TASK OBJECTIVE
Collect the lines of the entries where "NaOH" shows up.

EXCERPTED DATA
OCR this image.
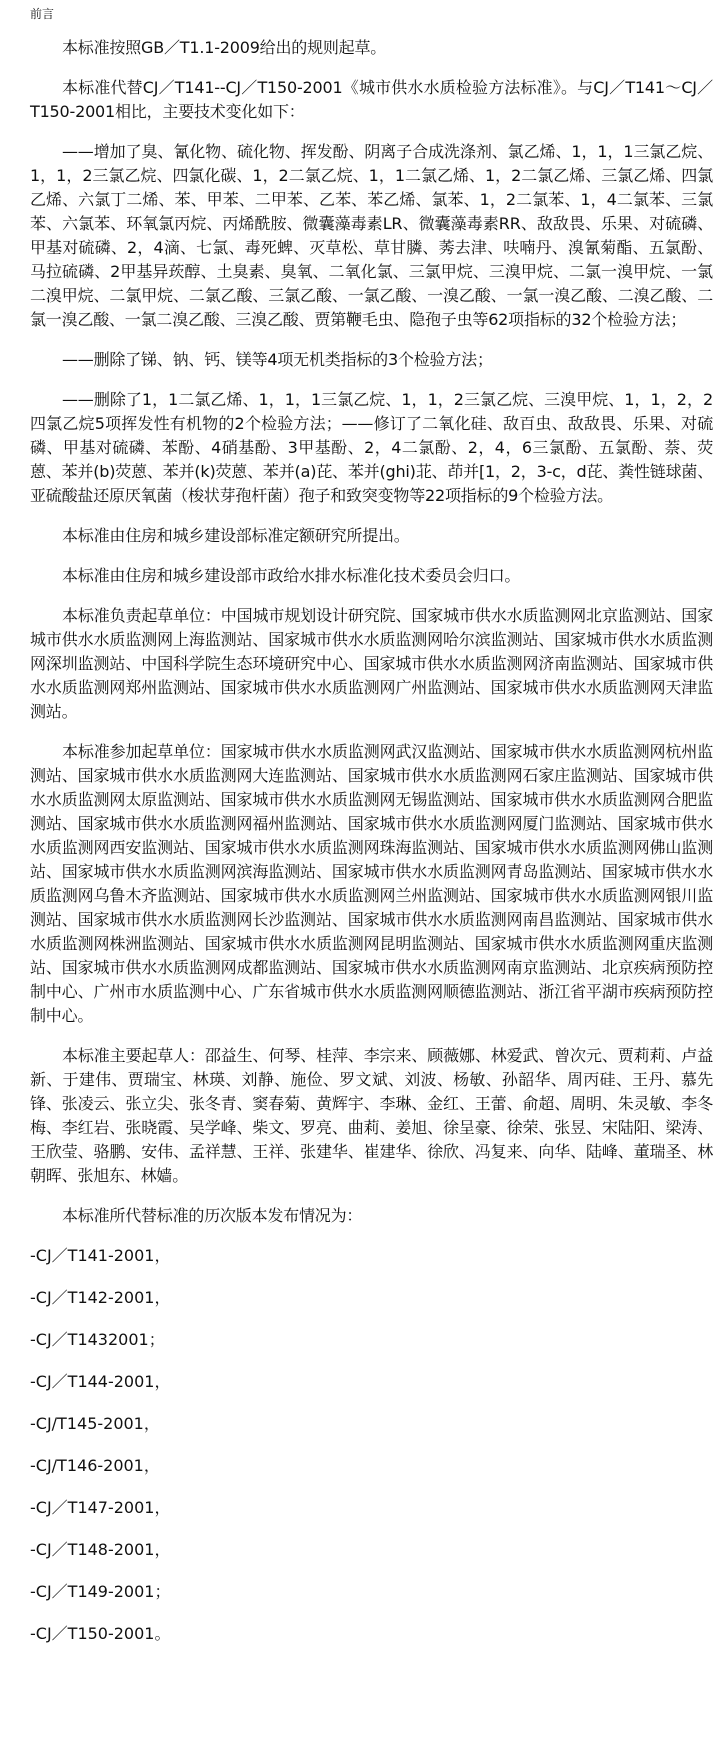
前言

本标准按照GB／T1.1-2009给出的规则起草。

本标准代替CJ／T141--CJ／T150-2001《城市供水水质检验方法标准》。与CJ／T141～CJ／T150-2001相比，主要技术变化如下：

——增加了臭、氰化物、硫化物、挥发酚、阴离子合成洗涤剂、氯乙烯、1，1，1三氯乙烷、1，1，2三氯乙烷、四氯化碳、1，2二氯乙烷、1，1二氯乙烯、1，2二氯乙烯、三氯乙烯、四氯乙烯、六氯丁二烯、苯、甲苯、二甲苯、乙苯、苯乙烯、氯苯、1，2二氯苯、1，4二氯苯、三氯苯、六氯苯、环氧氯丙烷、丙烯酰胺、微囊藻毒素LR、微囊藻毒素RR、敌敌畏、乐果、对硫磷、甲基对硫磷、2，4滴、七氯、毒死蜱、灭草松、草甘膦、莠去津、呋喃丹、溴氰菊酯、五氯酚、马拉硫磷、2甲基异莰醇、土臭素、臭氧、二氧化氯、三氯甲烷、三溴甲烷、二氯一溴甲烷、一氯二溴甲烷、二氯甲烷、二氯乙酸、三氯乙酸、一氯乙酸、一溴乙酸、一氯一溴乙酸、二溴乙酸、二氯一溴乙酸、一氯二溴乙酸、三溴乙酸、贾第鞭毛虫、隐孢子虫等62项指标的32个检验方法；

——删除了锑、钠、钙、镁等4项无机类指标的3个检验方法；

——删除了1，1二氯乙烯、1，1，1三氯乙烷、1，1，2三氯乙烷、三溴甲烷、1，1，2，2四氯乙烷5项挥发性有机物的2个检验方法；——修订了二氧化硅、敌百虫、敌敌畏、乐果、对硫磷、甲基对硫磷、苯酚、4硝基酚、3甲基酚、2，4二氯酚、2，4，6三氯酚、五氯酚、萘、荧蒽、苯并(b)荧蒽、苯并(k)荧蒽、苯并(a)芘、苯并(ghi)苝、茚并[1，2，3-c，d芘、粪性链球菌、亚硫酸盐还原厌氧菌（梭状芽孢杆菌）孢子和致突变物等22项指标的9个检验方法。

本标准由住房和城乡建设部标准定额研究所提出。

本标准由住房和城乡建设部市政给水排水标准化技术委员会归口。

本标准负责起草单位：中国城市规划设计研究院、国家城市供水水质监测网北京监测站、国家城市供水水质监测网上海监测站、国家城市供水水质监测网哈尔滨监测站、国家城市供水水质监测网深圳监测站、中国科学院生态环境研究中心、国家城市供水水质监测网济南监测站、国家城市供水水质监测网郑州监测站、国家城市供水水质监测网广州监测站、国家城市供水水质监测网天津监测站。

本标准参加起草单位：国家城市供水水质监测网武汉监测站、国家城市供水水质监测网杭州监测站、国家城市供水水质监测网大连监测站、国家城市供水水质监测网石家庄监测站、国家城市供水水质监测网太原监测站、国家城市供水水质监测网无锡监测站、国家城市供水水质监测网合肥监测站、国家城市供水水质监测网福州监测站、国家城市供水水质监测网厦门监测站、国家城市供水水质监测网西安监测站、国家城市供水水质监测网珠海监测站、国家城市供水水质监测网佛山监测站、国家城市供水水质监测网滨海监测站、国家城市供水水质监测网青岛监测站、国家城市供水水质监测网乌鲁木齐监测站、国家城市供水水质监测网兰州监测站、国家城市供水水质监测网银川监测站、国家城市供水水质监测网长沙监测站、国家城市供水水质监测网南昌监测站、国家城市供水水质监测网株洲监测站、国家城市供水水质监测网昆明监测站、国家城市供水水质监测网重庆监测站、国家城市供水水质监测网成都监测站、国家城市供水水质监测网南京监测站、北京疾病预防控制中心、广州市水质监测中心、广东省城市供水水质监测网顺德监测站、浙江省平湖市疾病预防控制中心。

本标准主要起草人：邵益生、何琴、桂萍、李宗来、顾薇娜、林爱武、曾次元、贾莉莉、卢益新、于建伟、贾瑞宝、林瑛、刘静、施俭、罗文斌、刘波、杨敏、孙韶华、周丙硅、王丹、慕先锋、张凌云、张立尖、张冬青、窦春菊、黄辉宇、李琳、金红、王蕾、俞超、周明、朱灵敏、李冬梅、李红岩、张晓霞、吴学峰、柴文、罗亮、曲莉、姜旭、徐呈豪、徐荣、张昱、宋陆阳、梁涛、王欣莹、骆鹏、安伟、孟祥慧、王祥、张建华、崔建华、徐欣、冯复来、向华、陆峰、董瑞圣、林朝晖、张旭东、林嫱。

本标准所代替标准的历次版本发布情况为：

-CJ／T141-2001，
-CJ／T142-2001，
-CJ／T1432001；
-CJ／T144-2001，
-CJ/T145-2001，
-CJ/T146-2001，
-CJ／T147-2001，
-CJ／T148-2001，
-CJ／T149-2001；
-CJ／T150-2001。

...

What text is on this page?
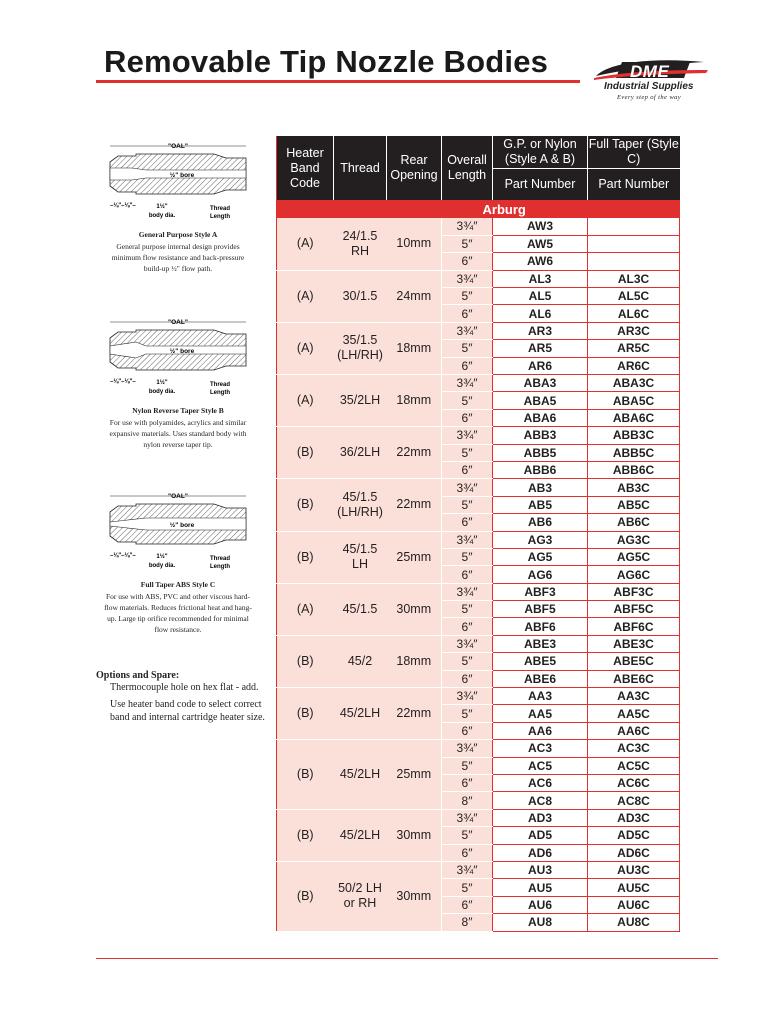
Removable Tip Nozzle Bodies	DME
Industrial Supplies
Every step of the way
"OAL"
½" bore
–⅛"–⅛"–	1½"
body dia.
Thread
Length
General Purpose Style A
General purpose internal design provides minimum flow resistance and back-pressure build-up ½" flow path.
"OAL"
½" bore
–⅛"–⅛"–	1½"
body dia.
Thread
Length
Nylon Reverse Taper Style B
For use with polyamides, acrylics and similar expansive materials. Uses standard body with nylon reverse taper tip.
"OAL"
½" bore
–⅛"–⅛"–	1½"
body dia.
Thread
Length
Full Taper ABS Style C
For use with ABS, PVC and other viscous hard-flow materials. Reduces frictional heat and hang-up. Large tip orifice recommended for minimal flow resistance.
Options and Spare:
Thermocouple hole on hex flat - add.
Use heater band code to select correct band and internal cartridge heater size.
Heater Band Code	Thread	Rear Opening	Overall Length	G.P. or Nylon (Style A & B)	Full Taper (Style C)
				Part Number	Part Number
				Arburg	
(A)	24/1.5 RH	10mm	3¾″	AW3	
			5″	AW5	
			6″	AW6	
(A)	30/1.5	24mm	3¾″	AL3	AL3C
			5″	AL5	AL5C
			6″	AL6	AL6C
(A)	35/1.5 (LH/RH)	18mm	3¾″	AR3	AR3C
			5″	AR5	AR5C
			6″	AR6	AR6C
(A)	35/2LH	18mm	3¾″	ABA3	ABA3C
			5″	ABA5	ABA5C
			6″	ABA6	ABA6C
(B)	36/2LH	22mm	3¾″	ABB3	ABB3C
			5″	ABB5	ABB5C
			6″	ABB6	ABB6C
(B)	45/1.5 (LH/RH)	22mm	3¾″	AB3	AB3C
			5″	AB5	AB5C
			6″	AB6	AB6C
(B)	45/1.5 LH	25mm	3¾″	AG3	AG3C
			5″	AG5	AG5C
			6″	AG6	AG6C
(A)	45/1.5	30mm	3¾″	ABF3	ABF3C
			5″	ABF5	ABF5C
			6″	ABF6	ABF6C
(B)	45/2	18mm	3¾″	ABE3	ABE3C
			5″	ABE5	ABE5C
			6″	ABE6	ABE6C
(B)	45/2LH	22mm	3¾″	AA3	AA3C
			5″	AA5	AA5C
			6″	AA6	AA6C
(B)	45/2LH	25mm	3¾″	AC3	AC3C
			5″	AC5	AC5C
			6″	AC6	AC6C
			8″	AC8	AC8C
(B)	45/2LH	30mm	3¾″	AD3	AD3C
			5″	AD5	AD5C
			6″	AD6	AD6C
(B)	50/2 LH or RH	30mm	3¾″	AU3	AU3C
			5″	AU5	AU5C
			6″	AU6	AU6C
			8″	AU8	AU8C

==

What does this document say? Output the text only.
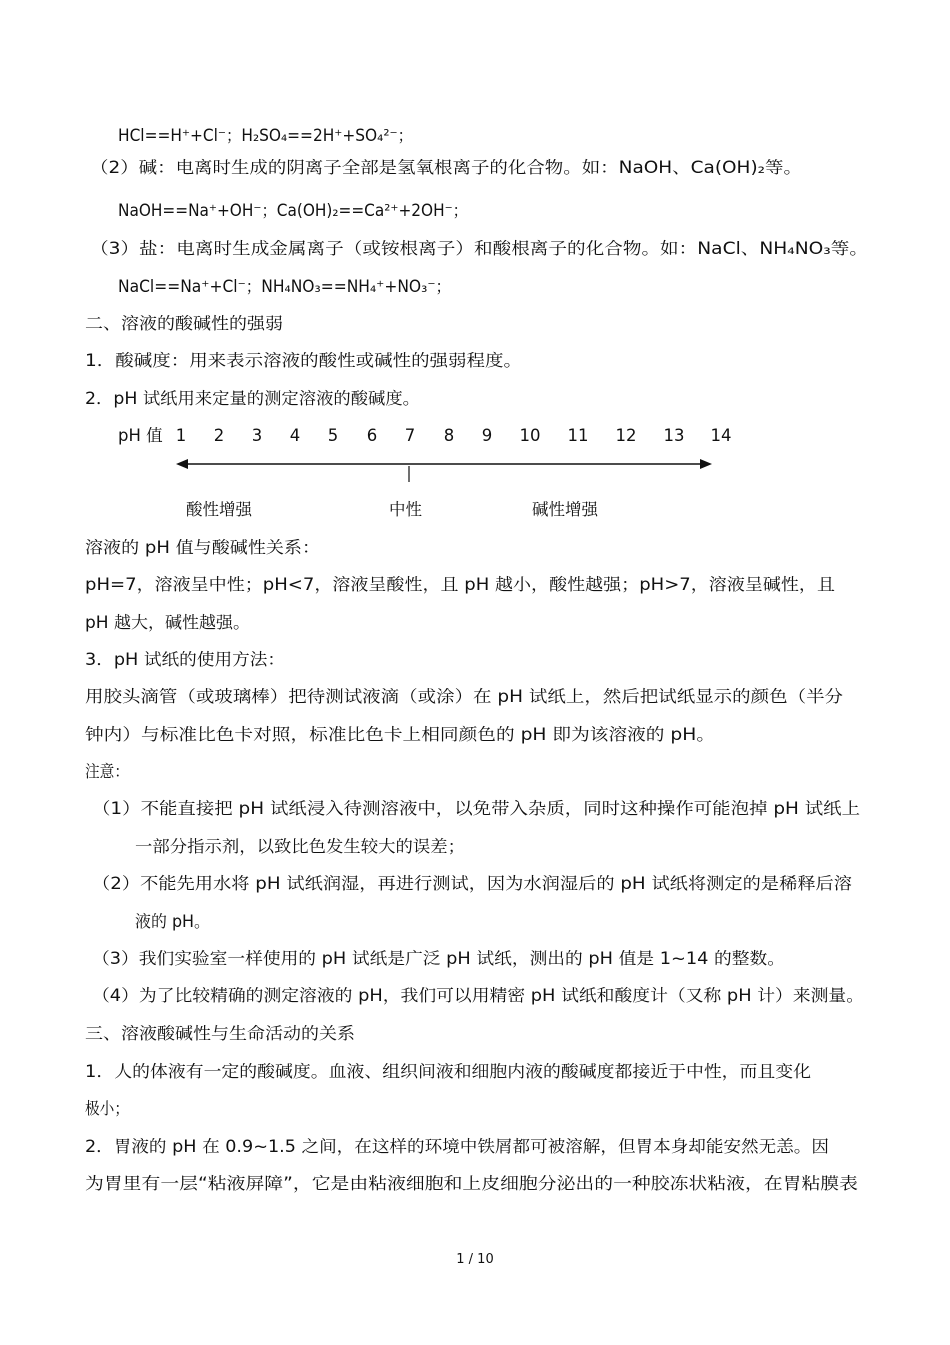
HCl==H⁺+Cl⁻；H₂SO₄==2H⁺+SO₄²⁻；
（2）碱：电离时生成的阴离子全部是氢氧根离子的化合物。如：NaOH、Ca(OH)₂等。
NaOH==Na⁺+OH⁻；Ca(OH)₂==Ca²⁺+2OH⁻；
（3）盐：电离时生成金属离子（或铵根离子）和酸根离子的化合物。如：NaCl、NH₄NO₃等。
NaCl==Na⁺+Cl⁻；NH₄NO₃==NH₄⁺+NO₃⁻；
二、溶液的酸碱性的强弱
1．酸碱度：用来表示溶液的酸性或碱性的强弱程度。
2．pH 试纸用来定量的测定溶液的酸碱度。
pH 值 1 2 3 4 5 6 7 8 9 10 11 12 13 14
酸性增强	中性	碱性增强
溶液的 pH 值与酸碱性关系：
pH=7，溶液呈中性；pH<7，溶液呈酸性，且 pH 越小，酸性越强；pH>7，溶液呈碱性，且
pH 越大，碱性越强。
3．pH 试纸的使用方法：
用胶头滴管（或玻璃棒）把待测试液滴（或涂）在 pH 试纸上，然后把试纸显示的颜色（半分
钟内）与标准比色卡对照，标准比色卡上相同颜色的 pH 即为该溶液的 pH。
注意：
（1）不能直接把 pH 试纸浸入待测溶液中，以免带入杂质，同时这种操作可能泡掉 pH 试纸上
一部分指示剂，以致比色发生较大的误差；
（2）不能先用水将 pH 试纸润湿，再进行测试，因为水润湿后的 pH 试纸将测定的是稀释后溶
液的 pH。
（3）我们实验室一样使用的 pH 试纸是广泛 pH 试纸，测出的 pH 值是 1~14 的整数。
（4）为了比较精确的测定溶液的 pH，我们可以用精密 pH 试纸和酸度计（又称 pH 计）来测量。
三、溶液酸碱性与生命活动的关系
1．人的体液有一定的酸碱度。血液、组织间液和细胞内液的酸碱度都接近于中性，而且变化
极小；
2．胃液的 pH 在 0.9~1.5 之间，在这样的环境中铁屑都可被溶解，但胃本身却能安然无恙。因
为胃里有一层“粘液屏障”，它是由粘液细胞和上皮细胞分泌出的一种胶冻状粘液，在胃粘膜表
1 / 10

TASK RESPONSE
（2）碱：电离时生成的阴离子全部是氢氧根离子的化合物。如：NaOH、Ca(OH)₂等。
NaOH==Na⁺+OH⁻；Ca(OH)₂==Ca²⁺+2OH⁻；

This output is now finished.